Task requirements >>
Locate each line in the records containing "Травы". Copy it.
--- Start Information supplied ---
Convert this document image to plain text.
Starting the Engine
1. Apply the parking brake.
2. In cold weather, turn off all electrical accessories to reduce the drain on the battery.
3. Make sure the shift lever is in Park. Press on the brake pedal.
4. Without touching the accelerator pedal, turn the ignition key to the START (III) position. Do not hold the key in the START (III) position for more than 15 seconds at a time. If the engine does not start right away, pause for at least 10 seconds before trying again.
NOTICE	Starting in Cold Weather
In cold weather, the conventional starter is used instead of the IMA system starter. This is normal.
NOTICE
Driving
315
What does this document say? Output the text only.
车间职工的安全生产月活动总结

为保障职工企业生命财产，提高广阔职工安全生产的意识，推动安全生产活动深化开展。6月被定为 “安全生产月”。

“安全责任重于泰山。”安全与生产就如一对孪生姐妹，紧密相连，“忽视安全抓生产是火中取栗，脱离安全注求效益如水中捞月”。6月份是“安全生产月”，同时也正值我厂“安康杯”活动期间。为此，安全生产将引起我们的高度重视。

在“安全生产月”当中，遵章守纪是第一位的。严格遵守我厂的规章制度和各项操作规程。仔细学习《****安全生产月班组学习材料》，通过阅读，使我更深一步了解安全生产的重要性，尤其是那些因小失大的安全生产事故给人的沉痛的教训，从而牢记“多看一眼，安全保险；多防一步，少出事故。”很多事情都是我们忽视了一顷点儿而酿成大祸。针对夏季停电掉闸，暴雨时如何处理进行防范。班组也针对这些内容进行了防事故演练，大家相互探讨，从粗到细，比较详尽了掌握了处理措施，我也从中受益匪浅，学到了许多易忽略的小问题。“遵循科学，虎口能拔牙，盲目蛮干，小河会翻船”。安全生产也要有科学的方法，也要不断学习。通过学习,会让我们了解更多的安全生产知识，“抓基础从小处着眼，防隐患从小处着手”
--- End Information supplied ---
--- Start Information supplied ---
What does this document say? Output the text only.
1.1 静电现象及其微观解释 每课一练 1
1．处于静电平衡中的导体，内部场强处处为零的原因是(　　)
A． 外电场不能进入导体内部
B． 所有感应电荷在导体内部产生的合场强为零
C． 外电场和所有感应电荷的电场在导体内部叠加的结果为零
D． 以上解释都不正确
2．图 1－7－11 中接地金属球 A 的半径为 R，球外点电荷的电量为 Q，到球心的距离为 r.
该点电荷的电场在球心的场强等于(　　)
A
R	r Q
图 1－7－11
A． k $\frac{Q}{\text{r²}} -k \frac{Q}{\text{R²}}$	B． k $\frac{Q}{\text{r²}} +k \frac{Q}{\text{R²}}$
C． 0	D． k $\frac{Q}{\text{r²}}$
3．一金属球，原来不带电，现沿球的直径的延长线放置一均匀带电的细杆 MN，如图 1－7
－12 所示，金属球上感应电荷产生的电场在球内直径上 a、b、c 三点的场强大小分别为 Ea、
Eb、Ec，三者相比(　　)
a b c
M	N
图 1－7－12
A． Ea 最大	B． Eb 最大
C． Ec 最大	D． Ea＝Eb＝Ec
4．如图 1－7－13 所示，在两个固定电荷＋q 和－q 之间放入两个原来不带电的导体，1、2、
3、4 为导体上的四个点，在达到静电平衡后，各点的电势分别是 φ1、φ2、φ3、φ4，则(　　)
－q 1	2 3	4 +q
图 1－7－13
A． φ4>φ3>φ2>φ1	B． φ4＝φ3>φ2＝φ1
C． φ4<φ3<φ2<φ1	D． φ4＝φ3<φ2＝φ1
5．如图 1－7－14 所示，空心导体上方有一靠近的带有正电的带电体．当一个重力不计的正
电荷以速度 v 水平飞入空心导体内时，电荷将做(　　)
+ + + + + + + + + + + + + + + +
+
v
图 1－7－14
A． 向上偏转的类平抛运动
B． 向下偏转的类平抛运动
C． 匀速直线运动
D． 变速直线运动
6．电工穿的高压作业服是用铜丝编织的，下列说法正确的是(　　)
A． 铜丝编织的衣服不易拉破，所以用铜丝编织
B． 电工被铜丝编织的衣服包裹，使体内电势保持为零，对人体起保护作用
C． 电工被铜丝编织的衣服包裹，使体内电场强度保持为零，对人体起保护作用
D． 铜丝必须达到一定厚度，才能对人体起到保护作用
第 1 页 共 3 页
--- End Information supplied ---
--- Start Information supplied ---
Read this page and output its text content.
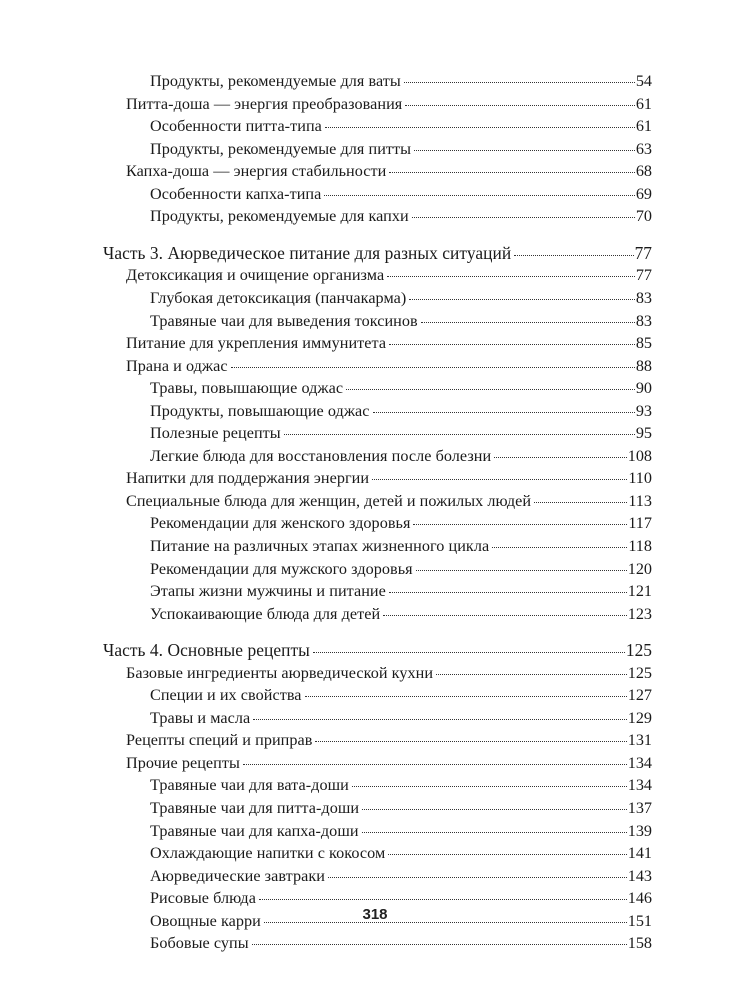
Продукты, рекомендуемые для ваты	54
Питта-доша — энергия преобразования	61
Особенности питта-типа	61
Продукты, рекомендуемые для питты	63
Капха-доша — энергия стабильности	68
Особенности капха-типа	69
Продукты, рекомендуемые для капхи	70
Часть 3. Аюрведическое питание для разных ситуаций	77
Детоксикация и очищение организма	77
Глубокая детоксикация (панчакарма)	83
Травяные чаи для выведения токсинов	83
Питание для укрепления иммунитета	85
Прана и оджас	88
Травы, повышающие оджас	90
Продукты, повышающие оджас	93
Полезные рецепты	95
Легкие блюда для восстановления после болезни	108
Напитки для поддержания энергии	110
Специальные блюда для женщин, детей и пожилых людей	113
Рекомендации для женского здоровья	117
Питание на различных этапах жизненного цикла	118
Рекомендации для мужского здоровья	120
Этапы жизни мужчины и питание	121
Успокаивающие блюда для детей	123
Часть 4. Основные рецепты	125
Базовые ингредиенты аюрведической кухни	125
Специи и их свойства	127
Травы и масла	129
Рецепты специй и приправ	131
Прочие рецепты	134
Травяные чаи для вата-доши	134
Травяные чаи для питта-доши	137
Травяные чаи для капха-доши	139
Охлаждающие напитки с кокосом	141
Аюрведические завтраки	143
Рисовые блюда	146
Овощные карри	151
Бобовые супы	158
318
--- End Information supplied ---
Answer to the task >>
Травы, повышающие оджас	90
Травы и масла	129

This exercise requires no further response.